**EXERCISE GOAL:** From the entries that follow, extract each line holding the string "screenshot".
Start of RECORDS FOR THIS TASK
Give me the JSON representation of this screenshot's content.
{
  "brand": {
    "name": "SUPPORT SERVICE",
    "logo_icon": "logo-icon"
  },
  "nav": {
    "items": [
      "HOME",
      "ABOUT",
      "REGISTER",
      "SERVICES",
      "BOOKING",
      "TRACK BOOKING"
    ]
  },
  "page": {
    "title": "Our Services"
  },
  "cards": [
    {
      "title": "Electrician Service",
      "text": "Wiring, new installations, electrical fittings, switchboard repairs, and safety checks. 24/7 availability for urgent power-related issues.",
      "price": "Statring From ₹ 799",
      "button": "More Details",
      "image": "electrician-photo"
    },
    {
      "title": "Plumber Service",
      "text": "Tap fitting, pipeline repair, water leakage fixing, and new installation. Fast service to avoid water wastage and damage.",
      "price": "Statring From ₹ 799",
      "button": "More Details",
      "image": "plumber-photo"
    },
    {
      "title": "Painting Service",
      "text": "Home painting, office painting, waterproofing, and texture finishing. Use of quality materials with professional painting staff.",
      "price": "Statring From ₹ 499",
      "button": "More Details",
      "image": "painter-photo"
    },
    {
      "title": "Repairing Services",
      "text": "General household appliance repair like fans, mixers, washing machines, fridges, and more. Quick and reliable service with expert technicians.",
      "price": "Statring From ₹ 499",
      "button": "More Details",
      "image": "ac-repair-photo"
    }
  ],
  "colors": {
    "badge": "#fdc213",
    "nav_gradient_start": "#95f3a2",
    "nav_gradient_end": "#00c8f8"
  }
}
End of RECORDS FOR THIS TASK
Start of RECORDS FOR THIS TASK
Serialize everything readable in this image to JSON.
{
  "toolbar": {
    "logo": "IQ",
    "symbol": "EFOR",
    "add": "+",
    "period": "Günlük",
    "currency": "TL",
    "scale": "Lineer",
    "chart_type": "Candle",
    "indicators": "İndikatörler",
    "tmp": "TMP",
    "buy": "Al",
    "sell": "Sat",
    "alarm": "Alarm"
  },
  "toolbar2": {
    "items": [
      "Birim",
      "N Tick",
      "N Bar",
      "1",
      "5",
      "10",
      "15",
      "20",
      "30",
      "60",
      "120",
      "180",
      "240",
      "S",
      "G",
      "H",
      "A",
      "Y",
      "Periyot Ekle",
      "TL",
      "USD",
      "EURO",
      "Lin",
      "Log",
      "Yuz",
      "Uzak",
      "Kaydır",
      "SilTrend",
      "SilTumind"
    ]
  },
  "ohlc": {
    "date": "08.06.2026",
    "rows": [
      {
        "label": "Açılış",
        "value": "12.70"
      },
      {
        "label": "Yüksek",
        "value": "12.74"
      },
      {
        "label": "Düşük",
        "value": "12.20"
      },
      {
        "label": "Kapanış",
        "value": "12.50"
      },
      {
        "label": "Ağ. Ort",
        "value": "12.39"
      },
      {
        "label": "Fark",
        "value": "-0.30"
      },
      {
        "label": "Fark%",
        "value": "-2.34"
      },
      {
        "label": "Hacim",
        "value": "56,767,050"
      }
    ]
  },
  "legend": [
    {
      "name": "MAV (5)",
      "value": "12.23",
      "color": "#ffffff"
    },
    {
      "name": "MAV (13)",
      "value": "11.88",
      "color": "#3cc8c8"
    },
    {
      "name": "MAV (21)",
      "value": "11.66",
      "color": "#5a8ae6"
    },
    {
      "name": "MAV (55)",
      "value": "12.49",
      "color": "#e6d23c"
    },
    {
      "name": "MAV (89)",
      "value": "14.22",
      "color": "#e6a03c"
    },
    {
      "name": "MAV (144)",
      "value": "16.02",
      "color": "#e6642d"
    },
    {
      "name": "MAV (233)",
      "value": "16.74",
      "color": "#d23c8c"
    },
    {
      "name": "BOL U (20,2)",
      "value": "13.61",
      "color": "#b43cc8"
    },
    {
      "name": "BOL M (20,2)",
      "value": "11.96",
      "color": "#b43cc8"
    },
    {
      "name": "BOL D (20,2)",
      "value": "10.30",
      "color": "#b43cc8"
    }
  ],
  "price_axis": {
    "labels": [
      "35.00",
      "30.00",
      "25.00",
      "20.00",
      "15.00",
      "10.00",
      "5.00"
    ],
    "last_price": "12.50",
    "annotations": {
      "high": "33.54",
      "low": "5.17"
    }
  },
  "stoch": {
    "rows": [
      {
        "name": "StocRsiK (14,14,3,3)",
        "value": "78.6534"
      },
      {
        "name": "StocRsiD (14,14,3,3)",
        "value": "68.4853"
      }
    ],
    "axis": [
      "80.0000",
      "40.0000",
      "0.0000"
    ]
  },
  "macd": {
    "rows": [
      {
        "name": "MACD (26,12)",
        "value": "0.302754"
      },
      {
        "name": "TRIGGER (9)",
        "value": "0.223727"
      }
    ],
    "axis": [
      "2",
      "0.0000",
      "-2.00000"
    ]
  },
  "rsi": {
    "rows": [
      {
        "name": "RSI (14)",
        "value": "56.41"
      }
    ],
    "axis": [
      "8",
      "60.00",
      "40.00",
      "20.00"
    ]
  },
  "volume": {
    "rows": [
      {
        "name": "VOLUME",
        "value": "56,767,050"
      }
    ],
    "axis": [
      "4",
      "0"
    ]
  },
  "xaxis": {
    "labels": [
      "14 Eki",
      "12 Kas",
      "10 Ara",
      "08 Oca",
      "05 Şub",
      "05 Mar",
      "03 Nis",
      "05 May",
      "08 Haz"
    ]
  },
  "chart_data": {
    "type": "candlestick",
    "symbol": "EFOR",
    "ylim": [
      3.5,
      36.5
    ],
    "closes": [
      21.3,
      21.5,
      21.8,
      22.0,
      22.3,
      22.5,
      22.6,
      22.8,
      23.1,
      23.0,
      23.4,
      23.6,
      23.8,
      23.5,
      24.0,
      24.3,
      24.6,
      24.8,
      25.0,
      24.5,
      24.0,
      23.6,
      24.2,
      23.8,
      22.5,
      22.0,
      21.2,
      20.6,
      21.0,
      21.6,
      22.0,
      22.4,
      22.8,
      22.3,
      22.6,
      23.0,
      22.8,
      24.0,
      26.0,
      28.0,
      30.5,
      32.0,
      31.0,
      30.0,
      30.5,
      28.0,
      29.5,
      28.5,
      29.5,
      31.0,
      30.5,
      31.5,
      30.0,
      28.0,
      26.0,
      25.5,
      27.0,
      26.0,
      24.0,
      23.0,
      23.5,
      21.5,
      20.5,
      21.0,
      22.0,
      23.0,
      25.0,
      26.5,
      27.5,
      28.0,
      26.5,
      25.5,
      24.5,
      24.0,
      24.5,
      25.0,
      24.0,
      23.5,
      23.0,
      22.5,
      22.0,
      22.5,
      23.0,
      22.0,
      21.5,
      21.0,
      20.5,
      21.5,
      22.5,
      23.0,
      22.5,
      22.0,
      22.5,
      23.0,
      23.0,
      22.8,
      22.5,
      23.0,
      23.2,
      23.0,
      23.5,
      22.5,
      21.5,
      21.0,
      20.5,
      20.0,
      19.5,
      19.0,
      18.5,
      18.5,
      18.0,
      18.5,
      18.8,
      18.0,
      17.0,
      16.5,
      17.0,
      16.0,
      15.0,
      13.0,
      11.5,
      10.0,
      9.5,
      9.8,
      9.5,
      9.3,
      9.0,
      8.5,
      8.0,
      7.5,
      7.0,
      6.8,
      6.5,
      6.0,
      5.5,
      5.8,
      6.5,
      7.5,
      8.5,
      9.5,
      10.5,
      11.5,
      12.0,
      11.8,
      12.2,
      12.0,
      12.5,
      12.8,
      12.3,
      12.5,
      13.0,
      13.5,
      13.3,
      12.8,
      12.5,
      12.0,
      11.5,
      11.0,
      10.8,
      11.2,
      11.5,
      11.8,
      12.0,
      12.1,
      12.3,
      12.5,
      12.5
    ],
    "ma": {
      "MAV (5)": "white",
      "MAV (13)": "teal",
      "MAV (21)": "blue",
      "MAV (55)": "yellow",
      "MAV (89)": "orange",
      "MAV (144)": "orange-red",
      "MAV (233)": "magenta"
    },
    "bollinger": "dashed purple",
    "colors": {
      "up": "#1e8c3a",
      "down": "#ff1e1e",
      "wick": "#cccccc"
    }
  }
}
End of RECORDS FOR THIS TASK
Start of RECORDS FOR THIS TASK
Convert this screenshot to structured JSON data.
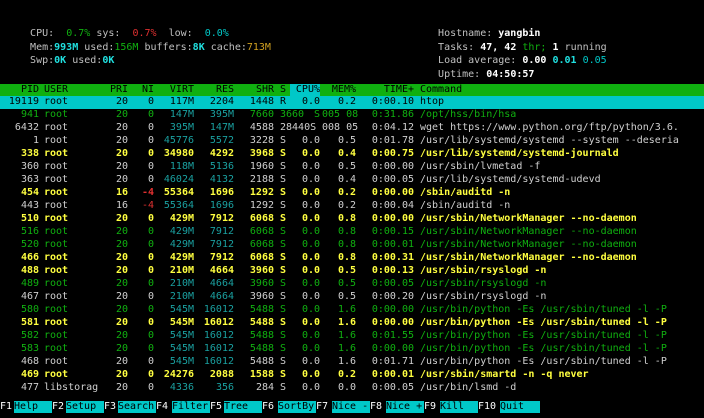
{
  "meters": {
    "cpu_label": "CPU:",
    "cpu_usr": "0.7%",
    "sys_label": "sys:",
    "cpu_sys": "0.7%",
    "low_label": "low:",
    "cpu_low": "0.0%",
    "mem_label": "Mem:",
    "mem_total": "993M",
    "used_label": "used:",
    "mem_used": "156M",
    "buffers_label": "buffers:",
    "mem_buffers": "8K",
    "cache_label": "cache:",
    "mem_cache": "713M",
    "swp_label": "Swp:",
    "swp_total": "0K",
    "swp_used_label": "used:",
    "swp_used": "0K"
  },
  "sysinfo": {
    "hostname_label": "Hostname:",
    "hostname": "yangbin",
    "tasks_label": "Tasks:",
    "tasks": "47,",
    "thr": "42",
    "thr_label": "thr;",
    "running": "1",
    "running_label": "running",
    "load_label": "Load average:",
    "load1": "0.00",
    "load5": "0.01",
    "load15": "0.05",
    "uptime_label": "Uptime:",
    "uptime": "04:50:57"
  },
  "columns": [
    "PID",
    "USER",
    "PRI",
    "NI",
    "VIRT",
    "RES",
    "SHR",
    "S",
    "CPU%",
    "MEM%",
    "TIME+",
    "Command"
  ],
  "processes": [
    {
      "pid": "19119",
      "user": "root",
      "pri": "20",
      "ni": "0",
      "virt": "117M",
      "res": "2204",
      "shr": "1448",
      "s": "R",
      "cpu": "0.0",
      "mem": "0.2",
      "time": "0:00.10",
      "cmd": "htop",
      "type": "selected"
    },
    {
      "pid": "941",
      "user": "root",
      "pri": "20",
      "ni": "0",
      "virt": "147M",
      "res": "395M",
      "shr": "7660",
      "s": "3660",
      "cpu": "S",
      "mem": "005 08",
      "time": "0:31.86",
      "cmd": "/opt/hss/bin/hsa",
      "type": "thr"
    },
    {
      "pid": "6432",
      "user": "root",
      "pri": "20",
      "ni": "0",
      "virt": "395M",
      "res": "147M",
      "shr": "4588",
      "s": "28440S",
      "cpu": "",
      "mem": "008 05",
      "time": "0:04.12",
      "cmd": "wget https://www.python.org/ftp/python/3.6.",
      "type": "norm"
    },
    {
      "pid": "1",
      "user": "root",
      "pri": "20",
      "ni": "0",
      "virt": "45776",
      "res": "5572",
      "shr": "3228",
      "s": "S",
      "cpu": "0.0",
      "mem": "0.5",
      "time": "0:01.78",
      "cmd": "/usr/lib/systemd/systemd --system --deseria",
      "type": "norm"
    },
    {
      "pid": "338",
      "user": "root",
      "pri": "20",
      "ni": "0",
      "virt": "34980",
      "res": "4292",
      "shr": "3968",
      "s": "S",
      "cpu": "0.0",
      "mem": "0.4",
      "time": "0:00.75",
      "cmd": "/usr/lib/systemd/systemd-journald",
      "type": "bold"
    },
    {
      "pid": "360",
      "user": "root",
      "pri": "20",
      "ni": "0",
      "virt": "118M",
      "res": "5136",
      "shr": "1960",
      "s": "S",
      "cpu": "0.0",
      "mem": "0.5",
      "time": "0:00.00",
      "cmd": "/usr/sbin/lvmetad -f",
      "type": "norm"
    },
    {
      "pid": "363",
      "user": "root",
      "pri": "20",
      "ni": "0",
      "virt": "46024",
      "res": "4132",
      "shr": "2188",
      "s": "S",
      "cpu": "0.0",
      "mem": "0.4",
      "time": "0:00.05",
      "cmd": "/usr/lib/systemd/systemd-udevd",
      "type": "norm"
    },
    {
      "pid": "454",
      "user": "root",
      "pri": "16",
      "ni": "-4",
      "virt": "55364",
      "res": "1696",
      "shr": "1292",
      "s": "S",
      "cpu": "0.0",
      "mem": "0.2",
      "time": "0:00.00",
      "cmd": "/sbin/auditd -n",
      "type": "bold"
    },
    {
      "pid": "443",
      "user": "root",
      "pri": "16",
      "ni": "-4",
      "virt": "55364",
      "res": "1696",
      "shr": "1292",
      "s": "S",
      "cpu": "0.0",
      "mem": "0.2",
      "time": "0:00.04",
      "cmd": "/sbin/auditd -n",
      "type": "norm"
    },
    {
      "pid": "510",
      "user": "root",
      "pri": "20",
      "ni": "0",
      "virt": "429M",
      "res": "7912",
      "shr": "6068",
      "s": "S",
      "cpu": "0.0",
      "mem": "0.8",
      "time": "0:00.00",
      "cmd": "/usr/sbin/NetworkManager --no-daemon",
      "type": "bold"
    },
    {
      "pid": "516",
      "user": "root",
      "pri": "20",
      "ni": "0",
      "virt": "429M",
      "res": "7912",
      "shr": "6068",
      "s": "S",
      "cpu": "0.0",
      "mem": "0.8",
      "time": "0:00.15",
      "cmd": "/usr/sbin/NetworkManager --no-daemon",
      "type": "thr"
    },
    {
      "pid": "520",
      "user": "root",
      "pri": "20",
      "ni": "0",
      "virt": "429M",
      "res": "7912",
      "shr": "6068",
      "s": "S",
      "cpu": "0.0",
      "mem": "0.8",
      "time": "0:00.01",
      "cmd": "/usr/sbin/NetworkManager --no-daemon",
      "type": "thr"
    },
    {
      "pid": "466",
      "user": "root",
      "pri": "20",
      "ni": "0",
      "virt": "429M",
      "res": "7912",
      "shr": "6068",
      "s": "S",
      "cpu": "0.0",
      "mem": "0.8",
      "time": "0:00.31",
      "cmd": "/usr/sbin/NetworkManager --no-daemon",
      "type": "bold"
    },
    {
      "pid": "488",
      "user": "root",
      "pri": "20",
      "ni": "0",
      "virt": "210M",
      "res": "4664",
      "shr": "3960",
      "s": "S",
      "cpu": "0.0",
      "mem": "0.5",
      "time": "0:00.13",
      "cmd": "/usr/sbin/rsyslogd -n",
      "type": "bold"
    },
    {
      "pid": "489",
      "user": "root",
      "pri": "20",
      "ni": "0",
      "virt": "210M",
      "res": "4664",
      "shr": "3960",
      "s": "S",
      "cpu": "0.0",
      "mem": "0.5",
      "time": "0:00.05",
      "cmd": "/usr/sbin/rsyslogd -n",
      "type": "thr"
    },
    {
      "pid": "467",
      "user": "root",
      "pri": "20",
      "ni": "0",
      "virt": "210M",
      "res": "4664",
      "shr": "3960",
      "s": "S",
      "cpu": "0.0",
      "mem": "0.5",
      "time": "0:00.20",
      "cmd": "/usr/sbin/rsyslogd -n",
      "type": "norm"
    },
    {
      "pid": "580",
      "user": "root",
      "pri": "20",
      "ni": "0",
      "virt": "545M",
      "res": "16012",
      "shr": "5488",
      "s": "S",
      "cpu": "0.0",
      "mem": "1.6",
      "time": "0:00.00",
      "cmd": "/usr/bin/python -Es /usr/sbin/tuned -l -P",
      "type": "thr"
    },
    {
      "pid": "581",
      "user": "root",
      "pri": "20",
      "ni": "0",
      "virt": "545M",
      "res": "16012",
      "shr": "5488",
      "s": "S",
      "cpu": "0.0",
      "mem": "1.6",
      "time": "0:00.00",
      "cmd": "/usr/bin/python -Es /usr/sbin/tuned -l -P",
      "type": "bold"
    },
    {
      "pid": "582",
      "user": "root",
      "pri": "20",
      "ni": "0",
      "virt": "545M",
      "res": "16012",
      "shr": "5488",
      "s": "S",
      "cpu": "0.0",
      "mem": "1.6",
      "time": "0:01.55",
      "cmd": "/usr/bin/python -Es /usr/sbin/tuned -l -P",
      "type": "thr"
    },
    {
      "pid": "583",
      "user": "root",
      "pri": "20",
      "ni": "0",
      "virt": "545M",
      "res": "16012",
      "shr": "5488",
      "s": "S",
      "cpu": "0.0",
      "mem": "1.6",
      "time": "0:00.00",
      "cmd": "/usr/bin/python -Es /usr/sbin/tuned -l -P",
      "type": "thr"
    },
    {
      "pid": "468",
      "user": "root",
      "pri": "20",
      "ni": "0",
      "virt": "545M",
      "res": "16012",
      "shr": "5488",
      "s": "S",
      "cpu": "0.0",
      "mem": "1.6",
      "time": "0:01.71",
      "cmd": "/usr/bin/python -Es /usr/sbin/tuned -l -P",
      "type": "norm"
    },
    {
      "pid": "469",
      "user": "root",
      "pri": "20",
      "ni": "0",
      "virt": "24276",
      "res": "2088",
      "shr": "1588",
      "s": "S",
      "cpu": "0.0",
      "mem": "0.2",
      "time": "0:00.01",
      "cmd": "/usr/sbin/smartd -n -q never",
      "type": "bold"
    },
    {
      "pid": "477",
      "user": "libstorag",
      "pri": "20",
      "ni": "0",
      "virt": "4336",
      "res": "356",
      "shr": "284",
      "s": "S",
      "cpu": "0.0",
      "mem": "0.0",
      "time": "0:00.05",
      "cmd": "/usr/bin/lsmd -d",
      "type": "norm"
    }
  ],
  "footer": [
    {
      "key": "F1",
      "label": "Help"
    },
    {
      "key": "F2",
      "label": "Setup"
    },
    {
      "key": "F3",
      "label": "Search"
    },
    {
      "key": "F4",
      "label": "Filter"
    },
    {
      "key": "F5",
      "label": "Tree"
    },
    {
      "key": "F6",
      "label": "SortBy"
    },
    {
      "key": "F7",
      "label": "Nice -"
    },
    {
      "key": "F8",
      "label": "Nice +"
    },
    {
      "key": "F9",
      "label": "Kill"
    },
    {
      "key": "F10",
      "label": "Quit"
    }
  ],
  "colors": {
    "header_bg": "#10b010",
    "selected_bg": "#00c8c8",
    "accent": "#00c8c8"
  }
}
End of RECORDS FOR THIS TASK
**OUTPUT OF THE EXERCISE:**
Give me the JSON representation of this screenshot's content.
Convert this screenshot to structured JSON data.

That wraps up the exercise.